» WHAT YOU WILL DO: Your task is to print each entry exactly as written.

———

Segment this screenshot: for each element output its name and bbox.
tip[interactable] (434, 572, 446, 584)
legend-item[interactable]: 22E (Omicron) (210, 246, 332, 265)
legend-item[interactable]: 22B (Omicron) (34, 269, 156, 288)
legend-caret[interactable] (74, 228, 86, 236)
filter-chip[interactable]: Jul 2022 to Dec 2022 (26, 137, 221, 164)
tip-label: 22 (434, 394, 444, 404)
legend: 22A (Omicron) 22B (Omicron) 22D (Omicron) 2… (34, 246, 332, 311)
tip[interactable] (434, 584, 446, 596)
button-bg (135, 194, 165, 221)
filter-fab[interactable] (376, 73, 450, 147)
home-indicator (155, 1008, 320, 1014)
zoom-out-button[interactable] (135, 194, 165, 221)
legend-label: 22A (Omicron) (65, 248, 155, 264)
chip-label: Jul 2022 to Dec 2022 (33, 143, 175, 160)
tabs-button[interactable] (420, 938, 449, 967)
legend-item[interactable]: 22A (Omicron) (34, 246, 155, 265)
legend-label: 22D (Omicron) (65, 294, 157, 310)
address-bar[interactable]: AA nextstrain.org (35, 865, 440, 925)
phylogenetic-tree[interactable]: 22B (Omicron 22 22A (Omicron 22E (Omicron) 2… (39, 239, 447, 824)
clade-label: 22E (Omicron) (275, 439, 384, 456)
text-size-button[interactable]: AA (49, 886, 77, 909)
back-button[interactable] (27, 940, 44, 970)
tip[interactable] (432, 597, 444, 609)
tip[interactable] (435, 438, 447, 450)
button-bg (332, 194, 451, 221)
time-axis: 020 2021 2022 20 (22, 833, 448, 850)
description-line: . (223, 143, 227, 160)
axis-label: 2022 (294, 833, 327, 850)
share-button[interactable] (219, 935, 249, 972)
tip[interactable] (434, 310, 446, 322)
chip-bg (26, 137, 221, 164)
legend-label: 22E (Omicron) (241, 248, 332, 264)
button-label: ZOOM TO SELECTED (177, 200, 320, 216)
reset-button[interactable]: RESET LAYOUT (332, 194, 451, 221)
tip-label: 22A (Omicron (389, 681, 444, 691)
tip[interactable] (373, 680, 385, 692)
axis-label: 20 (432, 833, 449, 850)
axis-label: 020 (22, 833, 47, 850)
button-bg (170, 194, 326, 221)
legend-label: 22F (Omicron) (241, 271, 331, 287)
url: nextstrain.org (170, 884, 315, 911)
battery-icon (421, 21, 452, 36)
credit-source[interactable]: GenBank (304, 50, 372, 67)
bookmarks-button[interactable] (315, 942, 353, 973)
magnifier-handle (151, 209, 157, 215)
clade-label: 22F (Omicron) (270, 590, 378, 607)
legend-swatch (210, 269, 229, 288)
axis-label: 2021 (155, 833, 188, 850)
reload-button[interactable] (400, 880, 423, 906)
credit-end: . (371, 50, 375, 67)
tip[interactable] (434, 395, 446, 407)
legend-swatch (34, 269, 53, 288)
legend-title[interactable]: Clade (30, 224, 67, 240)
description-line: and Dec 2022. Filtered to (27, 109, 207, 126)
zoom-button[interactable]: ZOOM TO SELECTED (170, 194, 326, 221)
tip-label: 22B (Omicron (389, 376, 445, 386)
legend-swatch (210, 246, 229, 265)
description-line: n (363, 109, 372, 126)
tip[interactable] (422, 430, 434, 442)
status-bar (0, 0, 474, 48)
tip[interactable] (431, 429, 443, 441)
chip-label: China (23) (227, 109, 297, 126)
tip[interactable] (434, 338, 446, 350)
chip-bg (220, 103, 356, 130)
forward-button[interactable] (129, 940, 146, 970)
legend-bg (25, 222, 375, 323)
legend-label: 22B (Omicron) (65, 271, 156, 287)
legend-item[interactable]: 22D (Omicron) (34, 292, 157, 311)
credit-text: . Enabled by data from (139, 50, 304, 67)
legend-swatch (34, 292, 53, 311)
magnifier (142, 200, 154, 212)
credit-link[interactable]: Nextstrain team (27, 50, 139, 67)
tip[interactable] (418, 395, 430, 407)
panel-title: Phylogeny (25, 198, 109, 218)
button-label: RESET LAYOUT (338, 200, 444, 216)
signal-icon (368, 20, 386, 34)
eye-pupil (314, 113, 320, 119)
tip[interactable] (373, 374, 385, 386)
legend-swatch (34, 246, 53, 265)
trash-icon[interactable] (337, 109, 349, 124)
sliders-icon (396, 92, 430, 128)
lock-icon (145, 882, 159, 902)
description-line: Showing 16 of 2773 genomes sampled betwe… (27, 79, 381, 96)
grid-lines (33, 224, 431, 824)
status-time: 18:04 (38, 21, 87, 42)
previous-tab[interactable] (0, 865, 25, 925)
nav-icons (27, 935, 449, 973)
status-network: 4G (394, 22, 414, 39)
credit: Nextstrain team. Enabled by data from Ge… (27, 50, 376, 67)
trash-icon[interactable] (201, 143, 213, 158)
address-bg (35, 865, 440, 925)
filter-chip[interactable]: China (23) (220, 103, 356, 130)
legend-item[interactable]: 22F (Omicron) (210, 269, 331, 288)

———

» FINISHED TASK:
Segment this screenshot: for each element output its name and bbox.
tip[interactable] (434, 572, 446, 584)
legend-item[interactable]: 22E (Omicron) (210, 246, 332, 265)
legend-item[interactable]: 22B (Omicron) (34, 269, 156, 288)
legend-caret[interactable] (74, 228, 86, 236)
filter-chip[interactable]: Jul 2022 to Dec 2022 (26, 137, 221, 164)
tip-label: 22 (434, 394, 444, 404)
legend: 22A (Omicron) 22B (Omicron) 22D (Omicron) 2… (34, 246, 332, 311)
tip[interactable] (434, 584, 446, 596)
button-bg (135, 194, 165, 221)
filter-fab[interactable] (376, 73, 450, 147)
home-indicator (155, 1008, 320, 1014)
zoom-out-button[interactable] (135, 194, 165, 221)
legend-label: 22A (Omicron) (65, 248, 155, 264)
chip-label: Jul 2022 to Dec 2022 (33, 143, 175, 160)
tabs-button[interactable] (420, 938, 449, 967)
legend-item[interactable]: 22A (Omicron) (34, 246, 155, 265)
legend-label: 22D (Omicron) (65, 294, 157, 310)
address-bar[interactable]: AA nextstrain.org (35, 865, 440, 925)
phylogenetic-tree[interactable]: 22B (Omicron 22 22A (Omicron 22E (Omicron) 2… (39, 239, 447, 824)
clade-label: 22E (Omicron) (275, 439, 384, 456)
text-size-button[interactable]: AA (49, 886, 77, 909)
back-button[interactable] (27, 940, 44, 970)
tip[interactable] (432, 597, 444, 609)
tip[interactable] (435, 438, 447, 450)
button-bg (332, 194, 451, 221)
time-axis: 020 2021 2022 20 (22, 833, 448, 850)
description-line: . (223, 143, 227, 160)
axis-label: 2022 (294, 833, 327, 850)
share-button[interactable] (219, 935, 249, 972)
tip[interactable] (434, 310, 446, 322)
chip-bg (26, 137, 221, 164)
legend-label: 22E (Omicron) (241, 248, 332, 264)
button-label: ZOOM TO SELECTED (177, 200, 320, 216)
reset-button[interactable]: RESET LAYOUT (332, 194, 451, 221)
tip-label: 22A (Omicron (389, 681, 444, 691)
tip[interactable] (373, 680, 385, 692)
axis-label: 20 (432, 833, 449, 850)
axis-label: 020 (22, 833, 47, 850)
button-bg (170, 194, 326, 221)
legend-label: 22F (Omicron) (241, 271, 331, 287)
url: nextstrain.org (170, 884, 315, 911)
battery-icon (421, 21, 452, 36)
credit-source[interactable]: GenBank (304, 50, 372, 67)
bookmarks-button[interactable] (315, 942, 353, 973)
magnifier-handle (151, 209, 157, 215)
clade-label: 22F (Omicron) (270, 590, 378, 607)
legend-swatch (210, 269, 229, 288)
axis-label: 2021 (155, 833, 188, 850)
reload-button[interactable] (400, 880, 423, 906)
credit-end: . (371, 50, 375, 67)
tip[interactable] (434, 395, 446, 407)
legend-swatch (34, 269, 53, 288)
legend-title[interactable]: Clade (30, 224, 67, 240)
description-line: and Dec 2022. Filtered to (27, 109, 207, 126)
zoom-button[interactable]: ZOOM TO SELECTED (170, 194, 326, 221)
tip-label: 22B (Omicron (389, 376, 445, 386)
legend-swatch (210, 246, 229, 265)
description-line: n (363, 109, 372, 126)
tip[interactable] (422, 430, 434, 442)
status-bar (0, 0, 474, 48)
tip[interactable] (431, 429, 443, 441)
chip-label: China (23) (227, 109, 297, 126)
tip[interactable] (434, 338, 446, 350)
chip-bg (220, 103, 356, 130)
forward-button[interactable] (129, 940, 146, 970)
legend-bg (25, 222, 375, 323)
legend-label: 22B (Omicron) (65, 271, 156, 287)
legend-item[interactable]: 22D (Omicron) (34, 292, 157, 311)
credit-text: . Enabled by data from (139, 50, 304, 67)
legend-swatch (34, 292, 53, 311)
magnifier (142, 200, 154, 212)
credit-link[interactable]: Nextstrain team (27, 50, 139, 67)
tip[interactable] (418, 395, 430, 407)
panel-title: Phylogeny (25, 198, 109, 218)
button-label: RESET LAYOUT (338, 200, 444, 216)
signal-icon (368, 20, 386, 34)
eye-pupil (314, 113, 320, 119)
tip[interactable] (373, 374, 385, 386)
legend-swatch (34, 246, 53, 265)
trash-icon[interactable] (337, 109, 349, 124)
sliders-icon (396, 92, 430, 128)
lock-icon (145, 882, 159, 902)
description-line: Showing 16 of 2773 genomes sampled betwe… (27, 79, 381, 96)
grid-lines (33, 224, 431, 824)
status-time: 18:04 (38, 21, 87, 42)
previous-tab[interactable] (0, 865, 25, 925)
nav-icons (27, 935, 449, 973)
status-network: 4G (394, 22, 414, 39)
credit: Nextstrain team. Enabled by data from Ge… (27, 50, 376, 67)
trash-icon[interactable] (201, 143, 213, 158)
address-bg (35, 865, 440, 925)
filter-chip[interactable]: China (23) (220, 103, 356, 130)
legend-item[interactable]: 22F (Omicron) (210, 269, 331, 288)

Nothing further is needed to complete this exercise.